--- THE TASK ---
The records that follow are to be repeated exactly, with the pictures removed.

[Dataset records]
★ ★ ★ ★ ★

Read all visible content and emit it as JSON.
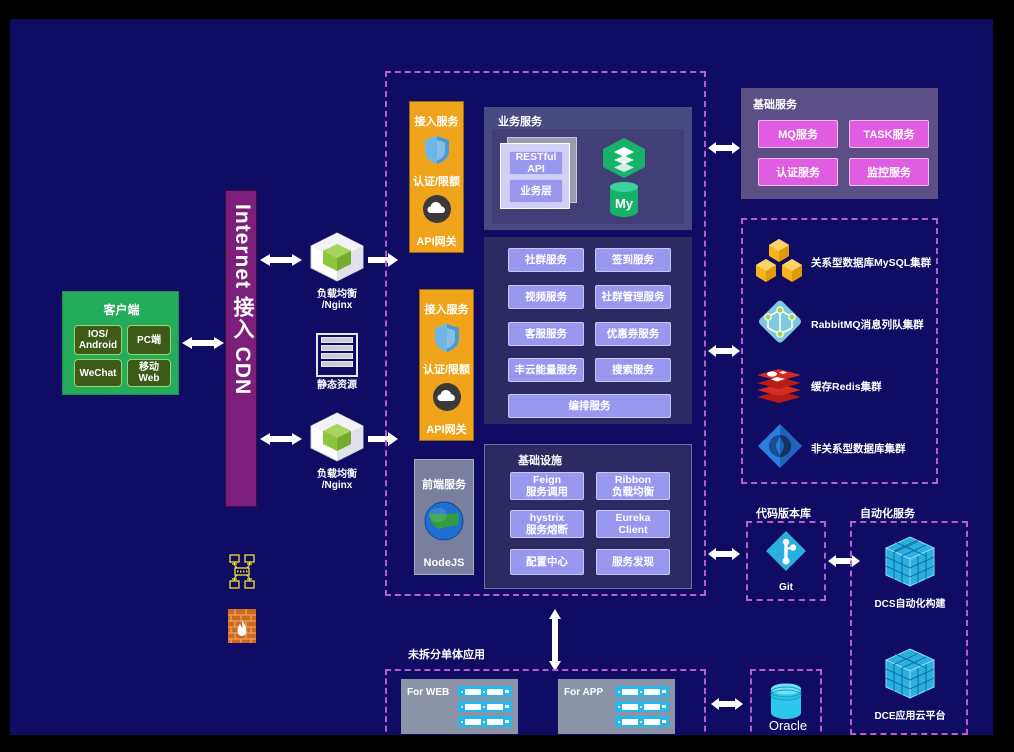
{
  "diagram": {
    "title": "Microservice Architecture Diagram",
    "background": "#100b63",
    "accent_dashed": "#b55fd0"
  },
  "client": {
    "title": "客户端",
    "chips": [
      "IOS/\nAndroid",
      "PC端",
      "WeChat",
      "移动\nWeb"
    ],
    "chip_ios": "IOS/",
    "chip_android": "Android",
    "chip_pc": "PC端",
    "chip_wechat": "WeChat",
    "chip_mweb1": "移动",
    "chip_mweb2": "Web"
  },
  "cdn": {
    "label": "Internet 接入 CDN",
    "network_icon": "network-topology-icon",
    "firewall_icon": "firewall-icon"
  },
  "edge": {
    "lb_top": {
      "line1": "负载均衡",
      "line2": "/Nginx",
      "icon": "cube-icon"
    },
    "lb_bottom": {
      "line1": "负载均衡",
      "line2": "/Nginx",
      "icon": "cube-icon"
    },
    "static": {
      "label": "静态资源",
      "icon": "static-resource-icon"
    }
  },
  "access_top": {
    "title": "接入服务",
    "auth_label": "认证/限额",
    "gateway_label": "API网关",
    "shield_icon": "shield-icon",
    "cloud_icon": "cloud-icon"
  },
  "access_bottom": {
    "title": "接入服务",
    "auth_label": "认证/限额",
    "gateway_label": "API网关",
    "shield_icon": "shield-icon",
    "cloud_icon": "cloud-icon"
  },
  "frontend": {
    "title": "前端服务",
    "name": "NodeJS",
    "icon": "globe-icon"
  },
  "business": {
    "title": "业务服务",
    "stack": {
      "restful": "RESTful\nAPI",
      "restful_l1": "RESTful",
      "restful_l2": "API",
      "biz_layer": "业务层"
    },
    "icons": {
      "layers": "layers-hexagon-icon",
      "mysql": "mysql-icon",
      "mysql_text": "My"
    },
    "services": [
      "社群服务",
      "签到服务",
      "视频服务",
      "社群管理服务",
      "客服服务",
      "优惠券服务",
      "丰云能量服务",
      "搜索服务"
    ],
    "service_wide": "编排服务"
  },
  "infra": {
    "title": "基础设施",
    "items": [
      {
        "l1": "Feign",
        "l2": "服务调用"
      },
      {
        "l1": "Ribbon",
        "l2": "负载均衡"
      },
      {
        "l1": "hystrix",
        "l2": "服务熔断"
      },
      {
        "l1": "Eureka",
        "l2": "Client"
      },
      {
        "l1": "配置中心",
        "l2": ""
      },
      {
        "l1": "服务发现",
        "l2": ""
      }
    ]
  },
  "basic_services": {
    "title": "基础服务",
    "items": [
      "MQ服务",
      "TASK服务",
      "认证服务",
      "监控服务"
    ]
  },
  "datastores": {
    "items": [
      {
        "label": "关系型数据库MySQL集群",
        "icon": "aws-cubes-icon",
        "color": "#f5b51a"
      },
      {
        "label": "RabbitMQ消息列队集群",
        "icon": "rabbitmq-diamond-icon",
        "color": "#6cc4e0"
      },
      {
        "label": "缓存Redis集群",
        "icon": "redis-stack-icon",
        "color": "#d42b22"
      },
      {
        "label": "非关系型数据库集群",
        "icon": "nosql-diamond-icon",
        "color": "#2a7de1"
      }
    ]
  },
  "vcs": {
    "title": "代码版本库",
    "name": "Git",
    "icon": "git-icon"
  },
  "automation": {
    "title": "自动化服务",
    "items": [
      {
        "label": "DCS自动化构建",
        "icon": "rubik-cube-icon"
      },
      {
        "label": "DCE应用云平台",
        "icon": "rubik-cube-icon"
      }
    ]
  },
  "oracle": {
    "label": "Oracle",
    "icon": "database-cylinder-icon"
  },
  "monolith": {
    "title": "未拆分单体应用",
    "groups": [
      {
        "label": "For WEB"
      },
      {
        "label": "For APP"
      }
    ]
  },
  "arrows": {
    "client_cdn": "bidirectional-arrow",
    "cdn_lb_top": "bidirectional-arrow",
    "cdn_lb_bottom": "bidirectional-arrow",
    "lb_gateway_top": "right-arrow",
    "lb_gateway_bottom": "right-arrow",
    "biz_basic": "bidirectional-arrow",
    "biz_data": "bidirectional-arrow",
    "biz_vcs": "bidirectional-arrow",
    "vcs_automation": "bidirectional-arrow",
    "biz_monolith": "bidirectional-vertical-arrow",
    "monolith_oracle": "bidirectional-arrow"
  }
}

★ ★ ★ ★ ★

--- FINISHED EXERCISE ---
Read all visible content and emit it as JSON.
{
  "diagram": {
    "title": "Microservice Architecture Diagram",
    "background": "#100b63",
    "accent_dashed": "#b55fd0"
  },
  "client": {
    "title": "客户端",
    "chips": [
      "IOS/\nAndroid",
      "PC端",
      "WeChat",
      "移动\nWeb"
    ],
    "chip_ios": "IOS/",
    "chip_android": "Android",
    "chip_pc": "PC端",
    "chip_wechat": "WeChat",
    "chip_mweb1": "移动",
    "chip_mweb2": "Web"
  },
  "cdn": {
    "label": "Internet 接入 CDN",
    "network_icon": "network-topology-icon",
    "firewall_icon": "firewall-icon"
  },
  "edge": {
    "lb_top": {
      "line1": "负载均衡",
      "line2": "/Nginx",
      "icon": "cube-icon"
    },
    "lb_bottom": {
      "line1": "负载均衡",
      "line2": "/Nginx",
      "icon": "cube-icon"
    },
    "static": {
      "label": "静态资源",
      "icon": "static-resource-icon"
    }
  },
  "access_top": {
    "title": "接入服务",
    "auth_label": "认证/限额",
    "gateway_label": "API网关",
    "shield_icon": "shield-icon",
    "cloud_icon": "cloud-icon"
  },
  "access_bottom": {
    "title": "接入服务",
    "auth_label": "认证/限额",
    "gateway_label": "API网关",
    "shield_icon": "shield-icon",
    "cloud_icon": "cloud-icon"
  },
  "frontend": {
    "title": "前端服务",
    "name": "NodeJS",
    "icon": "globe-icon"
  },
  "business": {
    "title": "业务服务",
    "stack": {
      "restful": "RESTful\nAPI",
      "restful_l1": "RESTful",
      "restful_l2": "API",
      "biz_layer": "业务层"
    },
    "icons": {
      "layers": "layers-hexagon-icon",
      "mysql": "mysql-icon",
      "mysql_text": "My"
    },
    "services": [
      "社群服务",
      "签到服务",
      "视频服务",
      "社群管理服务",
      "客服服务",
      "优惠券服务",
      "丰云能量服务",
      "搜索服务"
    ],
    "service_wide": "编排服务"
  },
  "infra": {
    "title": "基础设施",
    "items": [
      {
        "l1": "Feign",
        "l2": "服务调用"
      },
      {
        "l1": "Ribbon",
        "l2": "负载均衡"
      },
      {
        "l1": "hystrix",
        "l2": "服务熔断"
      },
      {
        "l1": "Eureka",
        "l2": "Client"
      },
      {
        "l1": "配置中心",
        "l2": ""
      },
      {
        "l1": "服务发现",
        "l2": ""
      }
    ]
  },
  "basic_services": {
    "title": "基础服务",
    "items": [
      "MQ服务",
      "TASK服务",
      "认证服务",
      "监控服务"
    ]
  },
  "datastores": {
    "items": [
      {
        "label": "关系型数据库MySQL集群",
        "icon": "aws-cubes-icon",
        "color": "#f5b51a"
      },
      {
        "label": "RabbitMQ消息列队集群",
        "icon": "rabbitmq-diamond-icon",
        "color": "#6cc4e0"
      },
      {
        "label": "缓存Redis集群",
        "icon": "redis-stack-icon",
        "color": "#d42b22"
      },
      {
        "label": "非关系型数据库集群",
        "icon": "nosql-diamond-icon",
        "color": "#2a7de1"
      }
    ]
  },
  "vcs": {
    "title": "代码版本库",
    "name": "Git",
    "icon": "git-icon"
  },
  "automation": {
    "title": "自动化服务",
    "items": [
      {
        "label": "DCS自动化构建",
        "icon": "rubik-cube-icon"
      },
      {
        "label": "DCE应用云平台",
        "icon": "rubik-cube-icon"
      }
    ]
  },
  "oracle": {
    "label": "Oracle",
    "icon": "database-cylinder-icon"
  },
  "monolith": {
    "title": "未拆分单体应用",
    "groups": [
      {
        "label": "For WEB"
      },
      {
        "label": "For APP"
      }
    ]
  },
  "arrows": {
    "client_cdn": "bidirectional-arrow",
    "cdn_lb_top": "bidirectional-arrow",
    "cdn_lb_bottom": "bidirectional-arrow",
    "lb_gateway_top": "right-arrow",
    "lb_gateway_bottom": "right-arrow",
    "biz_basic": "bidirectional-arrow",
    "biz_data": "bidirectional-arrow",
    "biz_vcs": "bidirectional-arrow",
    "vcs_automation": "bidirectional-arrow",
    "biz_monolith": "bidirectional-vertical-arrow",
    "monolith_oracle": "bidirectional-arrow"
  }
}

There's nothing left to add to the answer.